─── Record set ───

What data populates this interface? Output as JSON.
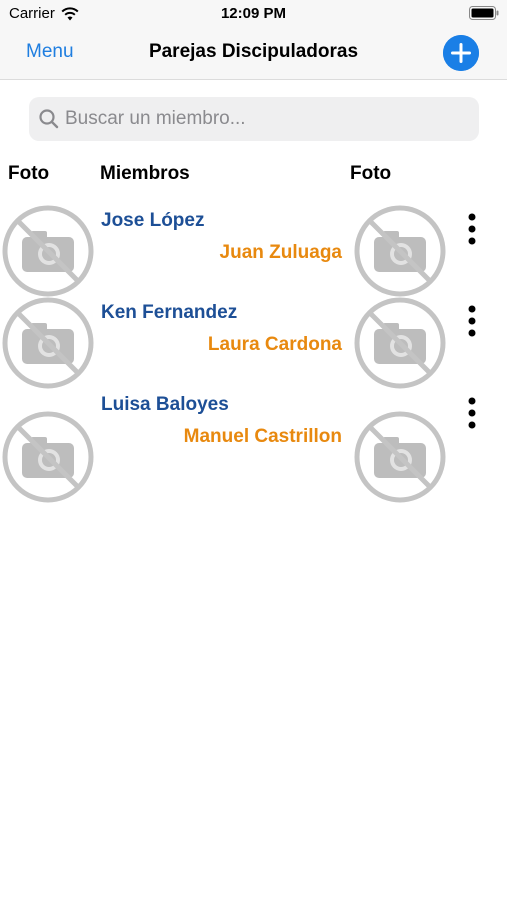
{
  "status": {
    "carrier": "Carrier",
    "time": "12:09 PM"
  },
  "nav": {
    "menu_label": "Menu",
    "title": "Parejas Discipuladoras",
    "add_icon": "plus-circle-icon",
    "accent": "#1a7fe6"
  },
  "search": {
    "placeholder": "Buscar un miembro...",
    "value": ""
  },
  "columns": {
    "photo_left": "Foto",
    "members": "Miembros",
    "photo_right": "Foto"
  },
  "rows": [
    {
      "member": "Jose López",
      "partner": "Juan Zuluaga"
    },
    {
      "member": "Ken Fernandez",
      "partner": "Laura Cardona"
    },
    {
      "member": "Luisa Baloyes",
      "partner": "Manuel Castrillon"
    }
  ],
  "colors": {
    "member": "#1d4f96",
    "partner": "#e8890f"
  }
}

───
─── Record set ───

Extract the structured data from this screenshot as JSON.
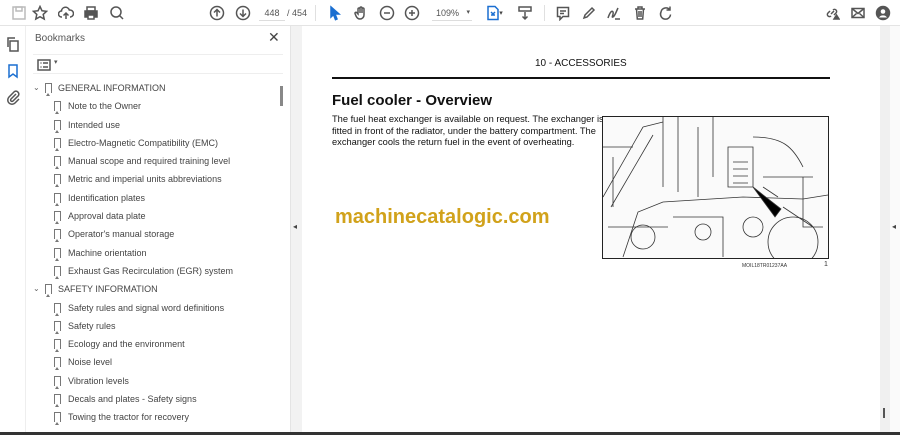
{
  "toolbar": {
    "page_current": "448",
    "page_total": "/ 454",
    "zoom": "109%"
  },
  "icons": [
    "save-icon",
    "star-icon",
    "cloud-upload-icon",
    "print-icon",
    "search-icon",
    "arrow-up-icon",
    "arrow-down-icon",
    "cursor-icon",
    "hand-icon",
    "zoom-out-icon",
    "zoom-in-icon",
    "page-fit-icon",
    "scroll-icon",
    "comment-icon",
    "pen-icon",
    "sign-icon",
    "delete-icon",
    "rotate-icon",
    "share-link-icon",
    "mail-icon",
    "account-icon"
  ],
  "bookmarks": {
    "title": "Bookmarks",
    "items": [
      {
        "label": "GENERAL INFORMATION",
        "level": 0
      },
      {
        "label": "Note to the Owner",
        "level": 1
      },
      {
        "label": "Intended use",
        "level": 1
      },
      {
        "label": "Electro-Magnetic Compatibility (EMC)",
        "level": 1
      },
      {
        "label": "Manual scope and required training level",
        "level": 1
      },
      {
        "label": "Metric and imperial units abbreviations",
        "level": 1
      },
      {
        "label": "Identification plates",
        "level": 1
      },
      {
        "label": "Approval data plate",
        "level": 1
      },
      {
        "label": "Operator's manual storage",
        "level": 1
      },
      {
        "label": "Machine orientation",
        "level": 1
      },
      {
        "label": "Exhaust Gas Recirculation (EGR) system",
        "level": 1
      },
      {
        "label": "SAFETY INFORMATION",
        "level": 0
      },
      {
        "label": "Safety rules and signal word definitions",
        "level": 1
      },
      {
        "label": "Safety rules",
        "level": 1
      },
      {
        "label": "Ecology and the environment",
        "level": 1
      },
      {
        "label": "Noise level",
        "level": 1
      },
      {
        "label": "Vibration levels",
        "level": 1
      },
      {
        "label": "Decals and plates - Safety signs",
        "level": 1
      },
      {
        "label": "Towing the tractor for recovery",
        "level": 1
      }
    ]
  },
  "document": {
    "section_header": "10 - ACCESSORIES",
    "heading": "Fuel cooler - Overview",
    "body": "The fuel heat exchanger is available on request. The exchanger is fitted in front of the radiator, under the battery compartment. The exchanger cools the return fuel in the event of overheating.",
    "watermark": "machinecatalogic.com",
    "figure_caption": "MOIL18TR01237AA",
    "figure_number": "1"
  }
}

───
─── Record set ───

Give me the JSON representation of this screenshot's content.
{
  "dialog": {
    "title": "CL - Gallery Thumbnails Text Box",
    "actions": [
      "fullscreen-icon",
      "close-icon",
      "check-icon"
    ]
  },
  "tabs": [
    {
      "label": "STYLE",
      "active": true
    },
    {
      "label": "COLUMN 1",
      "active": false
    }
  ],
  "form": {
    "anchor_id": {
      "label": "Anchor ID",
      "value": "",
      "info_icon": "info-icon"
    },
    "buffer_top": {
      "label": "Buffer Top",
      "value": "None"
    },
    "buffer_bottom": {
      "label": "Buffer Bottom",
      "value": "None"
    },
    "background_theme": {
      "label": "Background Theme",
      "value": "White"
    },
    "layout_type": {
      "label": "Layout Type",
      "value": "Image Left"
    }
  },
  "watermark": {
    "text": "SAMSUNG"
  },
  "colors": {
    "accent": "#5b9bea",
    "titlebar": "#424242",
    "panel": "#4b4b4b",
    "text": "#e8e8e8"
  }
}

───

**Aim of the task**
Count the lines that hold the string "value", and reply with that number alone.

**Written solution**
6